**GIVEN PROBLEM:** Identify each line holding the string "Визволений" and copy it.

*-*-*

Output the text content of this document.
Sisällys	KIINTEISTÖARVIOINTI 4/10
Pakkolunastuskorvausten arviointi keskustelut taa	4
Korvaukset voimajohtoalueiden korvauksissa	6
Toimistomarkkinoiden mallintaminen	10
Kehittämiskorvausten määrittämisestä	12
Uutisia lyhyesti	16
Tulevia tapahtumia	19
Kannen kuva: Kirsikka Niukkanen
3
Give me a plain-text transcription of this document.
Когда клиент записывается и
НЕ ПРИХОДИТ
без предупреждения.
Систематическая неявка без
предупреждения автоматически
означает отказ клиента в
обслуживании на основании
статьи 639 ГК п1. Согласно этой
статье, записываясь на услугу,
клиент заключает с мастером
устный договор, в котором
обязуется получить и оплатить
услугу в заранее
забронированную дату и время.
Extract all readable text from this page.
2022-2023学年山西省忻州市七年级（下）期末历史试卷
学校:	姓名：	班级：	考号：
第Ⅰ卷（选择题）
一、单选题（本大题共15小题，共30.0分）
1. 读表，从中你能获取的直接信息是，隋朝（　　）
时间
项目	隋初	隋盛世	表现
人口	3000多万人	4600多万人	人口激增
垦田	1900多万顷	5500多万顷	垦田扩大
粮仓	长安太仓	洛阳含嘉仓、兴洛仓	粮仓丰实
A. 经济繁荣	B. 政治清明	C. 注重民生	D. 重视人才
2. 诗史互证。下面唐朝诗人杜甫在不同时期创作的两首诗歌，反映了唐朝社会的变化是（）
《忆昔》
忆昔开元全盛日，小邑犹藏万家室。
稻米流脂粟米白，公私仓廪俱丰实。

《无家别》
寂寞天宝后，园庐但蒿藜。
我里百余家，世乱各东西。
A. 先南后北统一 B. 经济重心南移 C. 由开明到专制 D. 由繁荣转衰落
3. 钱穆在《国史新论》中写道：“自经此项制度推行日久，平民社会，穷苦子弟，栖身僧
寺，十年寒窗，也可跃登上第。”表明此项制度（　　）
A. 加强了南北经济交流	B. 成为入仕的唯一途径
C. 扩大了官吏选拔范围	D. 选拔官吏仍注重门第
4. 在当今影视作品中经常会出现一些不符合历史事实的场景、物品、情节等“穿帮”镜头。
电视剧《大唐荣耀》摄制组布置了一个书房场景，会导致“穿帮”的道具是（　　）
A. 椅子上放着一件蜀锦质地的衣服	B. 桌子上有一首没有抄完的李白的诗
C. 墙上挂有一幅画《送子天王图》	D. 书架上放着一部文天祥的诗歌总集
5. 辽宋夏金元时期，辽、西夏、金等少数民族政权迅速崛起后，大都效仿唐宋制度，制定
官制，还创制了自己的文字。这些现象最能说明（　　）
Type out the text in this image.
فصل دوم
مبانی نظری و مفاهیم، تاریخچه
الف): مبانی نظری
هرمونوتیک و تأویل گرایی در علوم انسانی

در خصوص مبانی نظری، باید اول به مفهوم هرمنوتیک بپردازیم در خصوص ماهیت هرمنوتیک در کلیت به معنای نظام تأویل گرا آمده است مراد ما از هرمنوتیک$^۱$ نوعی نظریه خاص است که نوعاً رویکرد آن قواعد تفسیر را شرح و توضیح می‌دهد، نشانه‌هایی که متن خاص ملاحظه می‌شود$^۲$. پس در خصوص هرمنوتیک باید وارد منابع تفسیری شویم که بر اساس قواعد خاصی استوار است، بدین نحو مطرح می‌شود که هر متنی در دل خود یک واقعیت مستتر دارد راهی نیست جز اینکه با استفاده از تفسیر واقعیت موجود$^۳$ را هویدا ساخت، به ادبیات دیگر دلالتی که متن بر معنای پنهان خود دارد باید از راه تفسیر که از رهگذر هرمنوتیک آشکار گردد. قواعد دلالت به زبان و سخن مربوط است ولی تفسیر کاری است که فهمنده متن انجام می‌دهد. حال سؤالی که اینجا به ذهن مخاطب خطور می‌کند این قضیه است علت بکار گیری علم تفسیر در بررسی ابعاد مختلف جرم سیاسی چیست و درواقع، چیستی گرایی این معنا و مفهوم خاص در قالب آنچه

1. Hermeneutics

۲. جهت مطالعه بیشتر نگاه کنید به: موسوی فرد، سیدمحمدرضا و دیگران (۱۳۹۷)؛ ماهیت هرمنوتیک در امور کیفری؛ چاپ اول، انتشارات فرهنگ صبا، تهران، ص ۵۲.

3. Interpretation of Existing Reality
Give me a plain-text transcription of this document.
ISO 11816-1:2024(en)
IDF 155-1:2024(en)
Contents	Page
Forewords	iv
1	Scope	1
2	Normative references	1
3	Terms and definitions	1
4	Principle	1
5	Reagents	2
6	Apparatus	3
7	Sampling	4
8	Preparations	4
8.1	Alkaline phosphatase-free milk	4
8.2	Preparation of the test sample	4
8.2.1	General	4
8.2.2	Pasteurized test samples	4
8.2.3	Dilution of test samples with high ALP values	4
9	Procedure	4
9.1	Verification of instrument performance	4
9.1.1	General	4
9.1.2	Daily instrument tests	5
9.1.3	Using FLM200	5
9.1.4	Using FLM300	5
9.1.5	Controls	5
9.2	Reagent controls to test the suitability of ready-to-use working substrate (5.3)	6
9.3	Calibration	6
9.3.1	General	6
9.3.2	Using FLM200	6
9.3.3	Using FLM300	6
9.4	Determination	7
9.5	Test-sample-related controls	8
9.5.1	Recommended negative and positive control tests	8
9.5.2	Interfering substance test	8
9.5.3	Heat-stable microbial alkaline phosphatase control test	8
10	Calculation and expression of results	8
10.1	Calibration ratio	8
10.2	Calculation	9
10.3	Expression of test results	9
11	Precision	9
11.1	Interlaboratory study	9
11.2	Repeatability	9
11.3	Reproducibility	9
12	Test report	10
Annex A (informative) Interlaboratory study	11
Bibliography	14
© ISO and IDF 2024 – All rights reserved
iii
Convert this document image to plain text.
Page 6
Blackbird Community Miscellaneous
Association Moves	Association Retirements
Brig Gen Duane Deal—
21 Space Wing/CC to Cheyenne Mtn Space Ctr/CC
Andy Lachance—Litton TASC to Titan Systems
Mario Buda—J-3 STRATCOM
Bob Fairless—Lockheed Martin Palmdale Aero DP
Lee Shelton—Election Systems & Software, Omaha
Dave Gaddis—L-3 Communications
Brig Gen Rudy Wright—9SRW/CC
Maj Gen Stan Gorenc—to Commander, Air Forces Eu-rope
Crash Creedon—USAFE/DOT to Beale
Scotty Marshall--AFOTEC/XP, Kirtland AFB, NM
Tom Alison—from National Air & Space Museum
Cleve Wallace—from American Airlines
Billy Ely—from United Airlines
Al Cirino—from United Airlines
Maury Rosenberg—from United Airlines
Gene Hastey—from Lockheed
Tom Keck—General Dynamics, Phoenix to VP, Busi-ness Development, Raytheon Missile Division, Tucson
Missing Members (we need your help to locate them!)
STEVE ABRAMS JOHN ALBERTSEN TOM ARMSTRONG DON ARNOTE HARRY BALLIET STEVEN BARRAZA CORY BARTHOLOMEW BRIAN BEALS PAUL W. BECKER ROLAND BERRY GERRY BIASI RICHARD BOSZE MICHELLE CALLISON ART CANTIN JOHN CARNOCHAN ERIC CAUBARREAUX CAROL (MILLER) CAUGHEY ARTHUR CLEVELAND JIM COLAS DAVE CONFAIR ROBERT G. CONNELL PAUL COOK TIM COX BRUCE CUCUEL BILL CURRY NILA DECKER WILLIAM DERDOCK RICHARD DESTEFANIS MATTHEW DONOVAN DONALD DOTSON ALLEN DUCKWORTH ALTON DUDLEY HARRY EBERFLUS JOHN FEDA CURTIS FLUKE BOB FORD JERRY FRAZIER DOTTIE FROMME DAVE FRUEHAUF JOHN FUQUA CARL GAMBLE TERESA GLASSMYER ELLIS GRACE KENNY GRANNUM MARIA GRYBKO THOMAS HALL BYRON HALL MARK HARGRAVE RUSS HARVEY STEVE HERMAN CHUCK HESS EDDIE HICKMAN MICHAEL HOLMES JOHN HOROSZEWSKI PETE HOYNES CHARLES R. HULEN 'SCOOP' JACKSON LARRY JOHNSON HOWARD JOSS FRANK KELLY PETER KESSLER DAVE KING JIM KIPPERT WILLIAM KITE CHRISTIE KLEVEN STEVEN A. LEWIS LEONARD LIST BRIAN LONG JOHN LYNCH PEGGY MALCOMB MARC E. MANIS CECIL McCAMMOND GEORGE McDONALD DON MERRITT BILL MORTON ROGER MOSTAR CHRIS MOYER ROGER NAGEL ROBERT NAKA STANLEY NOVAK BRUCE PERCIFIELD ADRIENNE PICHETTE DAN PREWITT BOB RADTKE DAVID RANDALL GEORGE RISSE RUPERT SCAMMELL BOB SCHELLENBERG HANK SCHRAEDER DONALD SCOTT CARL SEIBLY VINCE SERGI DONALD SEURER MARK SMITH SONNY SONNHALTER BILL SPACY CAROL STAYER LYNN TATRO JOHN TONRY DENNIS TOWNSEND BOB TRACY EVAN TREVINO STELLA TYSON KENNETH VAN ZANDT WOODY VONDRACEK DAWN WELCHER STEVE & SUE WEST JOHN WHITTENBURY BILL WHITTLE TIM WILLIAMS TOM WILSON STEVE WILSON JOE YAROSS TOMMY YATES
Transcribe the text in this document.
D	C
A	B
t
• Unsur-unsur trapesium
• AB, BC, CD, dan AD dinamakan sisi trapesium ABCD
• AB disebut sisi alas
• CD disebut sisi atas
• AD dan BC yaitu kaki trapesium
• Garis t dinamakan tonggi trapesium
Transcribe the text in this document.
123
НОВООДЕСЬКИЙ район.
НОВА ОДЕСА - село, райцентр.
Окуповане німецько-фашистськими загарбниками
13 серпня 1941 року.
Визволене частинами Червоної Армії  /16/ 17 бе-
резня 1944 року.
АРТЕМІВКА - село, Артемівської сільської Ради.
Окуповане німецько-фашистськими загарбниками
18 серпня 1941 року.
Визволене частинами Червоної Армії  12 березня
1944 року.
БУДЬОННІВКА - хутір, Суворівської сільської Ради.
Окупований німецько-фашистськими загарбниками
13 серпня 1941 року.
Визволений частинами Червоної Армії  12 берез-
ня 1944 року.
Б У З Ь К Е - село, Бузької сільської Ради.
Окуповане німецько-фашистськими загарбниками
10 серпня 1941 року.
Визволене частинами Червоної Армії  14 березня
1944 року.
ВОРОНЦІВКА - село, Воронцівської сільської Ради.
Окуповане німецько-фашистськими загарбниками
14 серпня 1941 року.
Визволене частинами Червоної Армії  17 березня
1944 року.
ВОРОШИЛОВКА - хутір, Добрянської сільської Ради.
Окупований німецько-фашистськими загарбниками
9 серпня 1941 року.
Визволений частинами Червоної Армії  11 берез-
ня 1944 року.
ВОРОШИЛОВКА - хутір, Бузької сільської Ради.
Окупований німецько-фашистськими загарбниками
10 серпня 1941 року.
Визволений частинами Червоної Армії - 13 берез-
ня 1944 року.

*-*-*

**THE ANSWER:**
Визволений частинами Червоної Армії  12 берез-
Визволений частинами Червоної Армії  11 берез-
Визволений частинами Червоної Армії - 13 берез-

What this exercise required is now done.